__What to produce__. Each entry below is to be duplicated verbatim.

__Dataset__.
-- -- --

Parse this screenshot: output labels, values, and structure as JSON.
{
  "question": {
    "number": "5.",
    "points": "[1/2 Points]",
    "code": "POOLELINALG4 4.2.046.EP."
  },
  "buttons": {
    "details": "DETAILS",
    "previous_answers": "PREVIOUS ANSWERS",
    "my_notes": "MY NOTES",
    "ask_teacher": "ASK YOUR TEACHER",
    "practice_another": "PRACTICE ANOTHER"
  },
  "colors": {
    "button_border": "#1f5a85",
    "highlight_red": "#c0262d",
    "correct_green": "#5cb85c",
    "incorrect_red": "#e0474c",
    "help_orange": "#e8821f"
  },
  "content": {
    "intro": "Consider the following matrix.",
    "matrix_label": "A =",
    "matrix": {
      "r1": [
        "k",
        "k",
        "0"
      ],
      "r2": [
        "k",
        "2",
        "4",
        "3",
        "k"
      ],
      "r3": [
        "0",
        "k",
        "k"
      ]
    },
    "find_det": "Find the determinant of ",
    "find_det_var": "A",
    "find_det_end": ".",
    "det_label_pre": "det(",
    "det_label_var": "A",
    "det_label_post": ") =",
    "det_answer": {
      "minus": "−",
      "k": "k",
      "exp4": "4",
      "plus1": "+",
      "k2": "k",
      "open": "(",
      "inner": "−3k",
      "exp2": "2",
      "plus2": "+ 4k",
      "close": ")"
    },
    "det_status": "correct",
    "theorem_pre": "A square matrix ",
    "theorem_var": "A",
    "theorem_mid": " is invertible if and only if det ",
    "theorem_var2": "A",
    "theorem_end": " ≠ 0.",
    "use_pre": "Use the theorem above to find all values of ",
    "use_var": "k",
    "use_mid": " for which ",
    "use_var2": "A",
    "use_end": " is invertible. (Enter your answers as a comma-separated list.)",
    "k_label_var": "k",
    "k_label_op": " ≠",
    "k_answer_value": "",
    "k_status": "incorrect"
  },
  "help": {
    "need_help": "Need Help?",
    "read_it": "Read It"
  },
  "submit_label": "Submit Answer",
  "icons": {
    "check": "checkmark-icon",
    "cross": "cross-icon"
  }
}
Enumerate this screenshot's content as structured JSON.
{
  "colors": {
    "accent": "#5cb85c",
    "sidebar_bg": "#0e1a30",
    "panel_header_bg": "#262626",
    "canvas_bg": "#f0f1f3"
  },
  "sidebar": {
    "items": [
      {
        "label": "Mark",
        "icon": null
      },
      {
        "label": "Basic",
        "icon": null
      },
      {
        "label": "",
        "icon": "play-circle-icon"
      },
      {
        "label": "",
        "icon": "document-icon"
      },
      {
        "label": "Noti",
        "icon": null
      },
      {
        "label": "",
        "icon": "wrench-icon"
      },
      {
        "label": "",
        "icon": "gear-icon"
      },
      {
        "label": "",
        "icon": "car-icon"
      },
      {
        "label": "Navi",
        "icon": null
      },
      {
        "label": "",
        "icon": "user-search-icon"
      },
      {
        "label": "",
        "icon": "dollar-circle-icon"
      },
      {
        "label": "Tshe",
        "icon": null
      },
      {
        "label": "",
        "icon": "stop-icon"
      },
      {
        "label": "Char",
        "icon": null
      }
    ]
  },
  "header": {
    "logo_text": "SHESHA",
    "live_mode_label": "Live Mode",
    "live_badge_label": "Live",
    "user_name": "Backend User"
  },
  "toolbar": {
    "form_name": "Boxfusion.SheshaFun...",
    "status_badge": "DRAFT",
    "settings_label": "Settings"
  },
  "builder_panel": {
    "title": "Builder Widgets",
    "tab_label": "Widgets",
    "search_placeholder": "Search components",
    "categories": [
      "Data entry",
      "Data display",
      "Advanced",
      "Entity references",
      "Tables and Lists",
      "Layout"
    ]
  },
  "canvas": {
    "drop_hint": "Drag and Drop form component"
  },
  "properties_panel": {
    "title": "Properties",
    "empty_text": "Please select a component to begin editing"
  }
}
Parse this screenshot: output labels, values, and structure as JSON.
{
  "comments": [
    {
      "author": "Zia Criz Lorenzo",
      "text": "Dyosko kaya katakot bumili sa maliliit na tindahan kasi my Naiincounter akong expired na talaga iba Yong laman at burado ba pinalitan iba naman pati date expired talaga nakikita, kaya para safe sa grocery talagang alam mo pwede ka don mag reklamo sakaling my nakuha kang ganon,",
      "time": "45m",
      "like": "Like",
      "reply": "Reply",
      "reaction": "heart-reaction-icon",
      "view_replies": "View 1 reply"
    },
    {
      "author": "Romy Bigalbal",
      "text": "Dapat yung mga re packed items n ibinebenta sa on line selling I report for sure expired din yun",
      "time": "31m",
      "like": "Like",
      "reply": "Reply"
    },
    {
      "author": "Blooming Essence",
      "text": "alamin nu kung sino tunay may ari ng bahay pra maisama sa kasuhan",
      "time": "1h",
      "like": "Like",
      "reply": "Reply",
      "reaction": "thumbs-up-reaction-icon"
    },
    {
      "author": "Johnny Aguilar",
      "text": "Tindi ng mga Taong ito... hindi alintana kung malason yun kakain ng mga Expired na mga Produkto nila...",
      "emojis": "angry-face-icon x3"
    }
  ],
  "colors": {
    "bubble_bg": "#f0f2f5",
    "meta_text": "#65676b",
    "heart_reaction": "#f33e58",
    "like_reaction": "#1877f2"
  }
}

-- -- --

__Response__.
Parse this screenshot: output labels, values, and structure as JSON.
{
  "question": {
    "number": "5.",
    "points": "[1/2 Points]",
    "code": "POOLELINALG4 4.2.046.EP."
  },
  "buttons": {
    "details": "DETAILS",
    "previous_answers": "PREVIOUS ANSWERS",
    "my_notes": "MY NOTES",
    "ask_teacher": "ASK YOUR TEACHER",
    "practice_another": "PRACTICE ANOTHER"
  },
  "colors": {
    "button_border": "#1f5a85",
    "highlight_red": "#c0262d",
    "correct_green": "#5cb85c",
    "incorrect_red": "#e0474c",
    "help_orange": "#e8821f"
  },
  "content": {
    "intro": "Consider the following matrix.",
    "matrix_label": "A =",
    "matrix": {
      "r1": [
        "k",
        "k",
        "0"
      ],
      "r2": [
        "k",
        "2",
        "4",
        "3",
        "k"
      ],
      "r3": [
        "0",
        "k",
        "k"
      ]
    },
    "find_det": "Find the determinant of ",
    "find_det_var": "A",
    "find_det_end": ".",
    "det_label_pre": "det(",
    "det_label_var": "A",
    "det_label_post": ") =",
    "det_answer": {
      "minus": "−",
      "k": "k",
      "exp4": "4",
      "plus1": "+",
      "k2": "k",
      "open": "(",
      "inner": "−3k",
      "exp2": "2",
      "plus2": "+ 4k",
      "close": ")"
    },
    "det_status": "correct",
    "theorem_pre": "A square matrix ",
    "theorem_var": "A",
    "theorem_mid": " is invertible if and only if det ",
    "theorem_var2": "A",
    "theorem_end": " ≠ 0.",
    "use_pre": "Use the theorem above to find all values of ",
    "use_var": "k",
    "use_mid": " for which ",
    "use_var2": "A",
    "use_end": " is invertible. (Enter your answers as a comma-separated list.)",
    "k_label_var": "k",
    "k_label_op": " ≠",
    "k_answer_value": "",
    "k_status": "incorrect"
  },
  "help": {
    "need_help": "Need Help?",
    "read_it": "Read It"
  },
  "submit_label": "Submit Answer",
  "icons": {
    "check": "checkmark-icon",
    "cross": "cross-icon"
  }
}
Enumerate this screenshot's content as structured JSON.
{
  "colors": {
    "accent": "#5cb85c",
    "sidebar_bg": "#0e1a30",
    "panel_header_bg": "#262626",
    "canvas_bg": "#f0f1f3"
  },
  "sidebar": {
    "items": [
      {
        "label": "Mark",
        "icon": null
      },
      {
        "label": "Basic",
        "icon": null
      },
      {
        "label": "",
        "icon": "play-circle-icon"
      },
      {
        "label": "",
        "icon": "document-icon"
      },
      {
        "label": "Noti",
        "icon": null
      },
      {
        "label": "",
        "icon": "wrench-icon"
      },
      {
        "label": "",
        "icon": "gear-icon"
      },
      {
        "label": "",
        "icon": "car-icon"
      },
      {
        "label": "Navi",
        "icon": null
      },
      {
        "label": "",
        "icon": "user-search-icon"
      },
      {
        "label": "",
        "icon": "dollar-circle-icon"
      },
      {
        "label": "Tshe",
        "icon": null
      },
      {
        "label": "",
        "icon": "stop-icon"
      },
      {
        "label": "Char",
        "icon": null
      }
    ]
  },
  "header": {
    "logo_text": "SHESHA",
    "live_mode_label": "Live Mode",
    "live_badge_label": "Live",
    "user_name": "Backend User"
  },
  "toolbar": {
    "form_name": "Boxfusion.SheshaFun...",
    "status_badge": "DRAFT",
    "settings_label": "Settings"
  },
  "builder_panel": {
    "title": "Builder Widgets",
    "tab_label": "Widgets",
    "search_placeholder": "Search components",
    "categories": [
      "Data entry",
      "Data display",
      "Advanced",
      "Entity references",
      "Tables and Lists",
      "Layout"
    ]
  },
  "canvas": {
    "drop_hint": "Drag and Drop form component"
  },
  "properties_panel": {
    "title": "Properties",
    "empty_text": "Please select a component to begin editing"
  }
}
Parse this screenshot: output labels, values, and structure as JSON.
{
  "comments": [
    {
      "author": "Zia Criz Lorenzo",
      "text": "Dyosko kaya katakot bumili sa maliliit na tindahan kasi my Naiincounter akong expired na talaga iba Yong laman at burado ba pinalitan iba naman pati date expired talaga nakikita, kaya para safe sa grocery talagang alam mo pwede ka don mag reklamo sakaling my nakuha kang ganon,",
      "time": "45m",
      "like": "Like",
      "reply": "Reply",
      "reaction": "heart-reaction-icon",
      "view_replies": "View 1 reply"
    },
    {
      "author": "Romy Bigalbal",
      "text": "Dapat yung mga re packed items n ibinebenta sa on line selling I report for sure expired din yun",
      "time": "31m",
      "like": "Like",
      "reply": "Reply"
    },
    {
      "author": "Blooming Essence",
      "text": "alamin nu kung sino tunay may ari ng bahay pra maisama sa kasuhan",
      "time": "1h",
      "like": "Like",
      "reply": "Reply",
      "reaction": "thumbs-up-reaction-icon"
    },
    {
      "author": "Johnny Aguilar",
      "text": "Tindi ng mga Taong ito... hindi alintana kung malason yun kakain ng mga Expired na mga Produkto nila...",
      "emojis": "angry-face-icon x3"
    }
  ],
  "colors": {
    "bubble_bg": "#f0f2f5",
    "meta_text": "#65676b",
    "heart_reaction": "#f33e58",
    "like_reaction": "#1877f2"
  }
}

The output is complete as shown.